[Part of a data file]
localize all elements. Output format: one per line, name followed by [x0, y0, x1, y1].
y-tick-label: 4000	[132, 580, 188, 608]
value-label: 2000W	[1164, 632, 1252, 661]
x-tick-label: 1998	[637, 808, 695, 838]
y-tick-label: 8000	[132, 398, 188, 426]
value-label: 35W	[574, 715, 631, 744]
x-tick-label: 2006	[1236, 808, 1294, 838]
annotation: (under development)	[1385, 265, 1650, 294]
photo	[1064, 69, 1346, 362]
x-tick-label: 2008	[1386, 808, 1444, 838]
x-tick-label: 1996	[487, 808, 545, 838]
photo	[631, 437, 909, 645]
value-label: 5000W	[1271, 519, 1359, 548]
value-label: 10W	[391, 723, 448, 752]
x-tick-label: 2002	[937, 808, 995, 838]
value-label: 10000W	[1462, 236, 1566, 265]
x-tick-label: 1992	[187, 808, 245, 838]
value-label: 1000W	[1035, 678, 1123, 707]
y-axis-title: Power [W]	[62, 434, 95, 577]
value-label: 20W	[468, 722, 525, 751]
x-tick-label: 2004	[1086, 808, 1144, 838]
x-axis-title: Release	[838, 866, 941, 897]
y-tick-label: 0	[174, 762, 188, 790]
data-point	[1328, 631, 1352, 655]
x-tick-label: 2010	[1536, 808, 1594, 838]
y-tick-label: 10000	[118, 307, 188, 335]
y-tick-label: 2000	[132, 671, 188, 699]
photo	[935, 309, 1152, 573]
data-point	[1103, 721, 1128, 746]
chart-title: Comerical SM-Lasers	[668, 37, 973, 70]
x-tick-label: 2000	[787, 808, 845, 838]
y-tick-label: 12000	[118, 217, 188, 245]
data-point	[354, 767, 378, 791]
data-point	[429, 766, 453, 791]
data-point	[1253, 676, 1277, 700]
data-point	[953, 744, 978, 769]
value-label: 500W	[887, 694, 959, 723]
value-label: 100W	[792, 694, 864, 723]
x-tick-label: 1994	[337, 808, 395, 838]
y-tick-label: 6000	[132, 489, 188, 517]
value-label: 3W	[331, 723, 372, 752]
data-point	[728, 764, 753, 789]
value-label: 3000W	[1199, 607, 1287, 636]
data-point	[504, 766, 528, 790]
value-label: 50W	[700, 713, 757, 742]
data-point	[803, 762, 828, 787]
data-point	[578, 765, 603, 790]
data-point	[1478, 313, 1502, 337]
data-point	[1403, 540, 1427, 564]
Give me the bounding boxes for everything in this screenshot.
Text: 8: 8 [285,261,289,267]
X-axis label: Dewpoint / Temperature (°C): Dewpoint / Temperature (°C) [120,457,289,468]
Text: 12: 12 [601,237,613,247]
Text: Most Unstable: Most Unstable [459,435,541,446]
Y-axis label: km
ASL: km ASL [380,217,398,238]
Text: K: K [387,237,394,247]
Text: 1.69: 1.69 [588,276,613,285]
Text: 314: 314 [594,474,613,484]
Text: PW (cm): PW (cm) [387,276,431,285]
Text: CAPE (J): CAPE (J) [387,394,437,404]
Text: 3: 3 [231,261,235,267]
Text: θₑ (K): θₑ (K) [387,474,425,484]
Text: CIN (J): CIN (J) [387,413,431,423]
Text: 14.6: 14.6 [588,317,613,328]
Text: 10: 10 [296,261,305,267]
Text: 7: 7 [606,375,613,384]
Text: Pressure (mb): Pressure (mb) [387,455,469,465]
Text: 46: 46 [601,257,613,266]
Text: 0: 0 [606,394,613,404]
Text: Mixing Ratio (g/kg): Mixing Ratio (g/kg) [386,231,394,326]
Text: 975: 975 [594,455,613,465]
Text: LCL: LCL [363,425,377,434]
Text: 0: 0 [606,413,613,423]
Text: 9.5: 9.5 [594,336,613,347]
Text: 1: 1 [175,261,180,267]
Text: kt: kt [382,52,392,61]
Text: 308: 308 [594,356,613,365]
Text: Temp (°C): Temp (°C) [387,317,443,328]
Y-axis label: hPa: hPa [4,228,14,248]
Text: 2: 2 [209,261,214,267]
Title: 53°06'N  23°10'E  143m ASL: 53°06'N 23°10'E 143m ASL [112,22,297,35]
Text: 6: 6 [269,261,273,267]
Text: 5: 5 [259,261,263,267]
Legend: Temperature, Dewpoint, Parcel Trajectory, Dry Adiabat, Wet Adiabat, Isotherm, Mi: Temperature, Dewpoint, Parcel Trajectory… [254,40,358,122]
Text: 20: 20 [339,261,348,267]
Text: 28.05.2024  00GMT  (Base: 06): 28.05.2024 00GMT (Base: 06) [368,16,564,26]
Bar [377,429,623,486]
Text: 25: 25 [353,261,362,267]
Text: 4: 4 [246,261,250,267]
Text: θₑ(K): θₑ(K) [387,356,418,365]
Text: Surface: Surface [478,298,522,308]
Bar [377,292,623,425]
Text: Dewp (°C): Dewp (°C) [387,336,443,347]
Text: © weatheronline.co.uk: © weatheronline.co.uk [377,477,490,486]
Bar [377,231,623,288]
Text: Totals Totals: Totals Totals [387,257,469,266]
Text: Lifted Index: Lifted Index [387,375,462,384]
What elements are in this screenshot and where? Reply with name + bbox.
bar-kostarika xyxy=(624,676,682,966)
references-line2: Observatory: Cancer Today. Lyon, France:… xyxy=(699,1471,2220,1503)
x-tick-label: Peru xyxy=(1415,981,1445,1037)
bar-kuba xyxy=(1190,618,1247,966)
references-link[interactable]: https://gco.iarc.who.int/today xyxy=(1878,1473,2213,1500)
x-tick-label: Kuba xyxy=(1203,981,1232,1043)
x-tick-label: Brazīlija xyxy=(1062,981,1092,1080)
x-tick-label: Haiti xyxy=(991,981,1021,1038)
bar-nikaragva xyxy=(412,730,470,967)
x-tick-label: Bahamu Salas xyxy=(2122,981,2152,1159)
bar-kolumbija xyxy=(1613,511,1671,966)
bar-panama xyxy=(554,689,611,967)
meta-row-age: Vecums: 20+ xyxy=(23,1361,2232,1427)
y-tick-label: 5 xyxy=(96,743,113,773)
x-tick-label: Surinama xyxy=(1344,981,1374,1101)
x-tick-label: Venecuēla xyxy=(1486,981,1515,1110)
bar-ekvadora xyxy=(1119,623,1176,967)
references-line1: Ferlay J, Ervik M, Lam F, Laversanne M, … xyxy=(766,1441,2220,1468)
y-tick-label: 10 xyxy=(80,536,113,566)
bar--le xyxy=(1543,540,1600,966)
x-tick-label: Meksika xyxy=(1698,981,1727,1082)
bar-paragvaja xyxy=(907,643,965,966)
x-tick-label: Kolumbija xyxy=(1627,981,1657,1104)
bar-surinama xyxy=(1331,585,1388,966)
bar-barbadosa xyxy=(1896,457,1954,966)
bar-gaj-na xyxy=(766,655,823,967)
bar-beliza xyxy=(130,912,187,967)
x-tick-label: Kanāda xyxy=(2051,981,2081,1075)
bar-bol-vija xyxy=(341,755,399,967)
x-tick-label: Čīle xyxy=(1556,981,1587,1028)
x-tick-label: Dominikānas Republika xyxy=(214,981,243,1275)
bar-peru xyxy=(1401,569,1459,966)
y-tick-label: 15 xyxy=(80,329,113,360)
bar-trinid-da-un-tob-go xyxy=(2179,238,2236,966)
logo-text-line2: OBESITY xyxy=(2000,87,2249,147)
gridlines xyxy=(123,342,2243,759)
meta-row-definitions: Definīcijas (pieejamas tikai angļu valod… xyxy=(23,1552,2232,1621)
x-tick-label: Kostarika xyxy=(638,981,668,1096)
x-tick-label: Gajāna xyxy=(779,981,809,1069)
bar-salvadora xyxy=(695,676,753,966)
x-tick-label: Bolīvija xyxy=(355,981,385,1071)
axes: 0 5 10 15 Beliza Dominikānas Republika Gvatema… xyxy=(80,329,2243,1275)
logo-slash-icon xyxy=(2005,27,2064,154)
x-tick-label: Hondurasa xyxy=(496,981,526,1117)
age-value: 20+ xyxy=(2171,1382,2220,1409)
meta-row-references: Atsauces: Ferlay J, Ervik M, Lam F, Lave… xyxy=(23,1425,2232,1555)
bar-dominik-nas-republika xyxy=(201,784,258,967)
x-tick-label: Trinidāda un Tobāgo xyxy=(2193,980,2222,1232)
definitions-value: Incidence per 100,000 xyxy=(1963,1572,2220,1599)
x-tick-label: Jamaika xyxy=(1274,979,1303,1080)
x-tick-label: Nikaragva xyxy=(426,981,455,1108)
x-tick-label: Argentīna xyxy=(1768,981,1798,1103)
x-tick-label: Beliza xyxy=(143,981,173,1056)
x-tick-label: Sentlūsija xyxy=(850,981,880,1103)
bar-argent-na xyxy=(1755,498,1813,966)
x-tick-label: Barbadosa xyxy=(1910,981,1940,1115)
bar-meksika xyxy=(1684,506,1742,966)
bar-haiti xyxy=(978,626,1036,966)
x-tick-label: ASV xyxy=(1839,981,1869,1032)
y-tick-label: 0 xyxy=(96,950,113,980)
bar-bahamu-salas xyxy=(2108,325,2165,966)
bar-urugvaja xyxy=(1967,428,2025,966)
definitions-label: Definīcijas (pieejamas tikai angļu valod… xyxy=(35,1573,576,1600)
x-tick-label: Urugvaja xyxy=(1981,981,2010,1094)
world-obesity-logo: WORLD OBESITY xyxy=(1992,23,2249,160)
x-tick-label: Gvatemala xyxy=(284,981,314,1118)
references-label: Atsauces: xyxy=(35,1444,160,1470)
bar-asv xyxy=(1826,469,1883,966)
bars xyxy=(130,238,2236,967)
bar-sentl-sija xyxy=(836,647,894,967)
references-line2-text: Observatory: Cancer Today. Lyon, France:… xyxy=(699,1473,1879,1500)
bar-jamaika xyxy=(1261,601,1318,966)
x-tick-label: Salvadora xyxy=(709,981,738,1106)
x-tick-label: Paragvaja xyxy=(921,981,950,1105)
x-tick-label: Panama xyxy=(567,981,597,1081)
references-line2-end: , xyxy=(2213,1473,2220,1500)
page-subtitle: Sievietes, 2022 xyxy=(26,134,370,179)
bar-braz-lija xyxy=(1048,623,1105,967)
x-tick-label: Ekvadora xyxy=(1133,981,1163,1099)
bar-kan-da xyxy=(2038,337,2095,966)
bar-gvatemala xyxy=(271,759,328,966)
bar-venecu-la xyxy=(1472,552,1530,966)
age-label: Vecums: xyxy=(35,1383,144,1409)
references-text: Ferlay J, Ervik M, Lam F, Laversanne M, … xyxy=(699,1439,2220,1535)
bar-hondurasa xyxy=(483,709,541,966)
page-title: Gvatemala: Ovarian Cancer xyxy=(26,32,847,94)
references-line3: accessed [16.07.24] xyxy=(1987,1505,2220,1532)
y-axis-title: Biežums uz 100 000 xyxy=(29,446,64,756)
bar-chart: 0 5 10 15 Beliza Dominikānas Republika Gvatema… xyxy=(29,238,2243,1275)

### Directions for this task
Retype the data from the first line through the line that contains "236, 1566, 265]", including both of those lines.

### Response
localize all elements. Output format: one per line, name followed by [x0, y0, x1, y1].
y-tick-label: 4000	[132, 580, 188, 608]
value-label: 2000W	[1164, 632, 1252, 661]
x-tick-label: 1998	[637, 808, 695, 838]
y-tick-label: 8000	[132, 398, 188, 426]
value-label: 35W	[574, 715, 631, 744]
x-tick-label: 2006	[1236, 808, 1294, 838]
annotation: (under development)	[1385, 265, 1650, 294]
photo	[1064, 69, 1346, 362]
x-tick-label: 2008	[1386, 808, 1444, 838]
x-tick-label: 1996	[487, 808, 545, 838]
photo	[631, 437, 909, 645]
value-label: 5000W	[1271, 519, 1359, 548]
value-label: 10W	[391, 723, 448, 752]
x-tick-label: 2002	[937, 808, 995, 838]
value-label: 10000W	[1462, 236, 1566, 265]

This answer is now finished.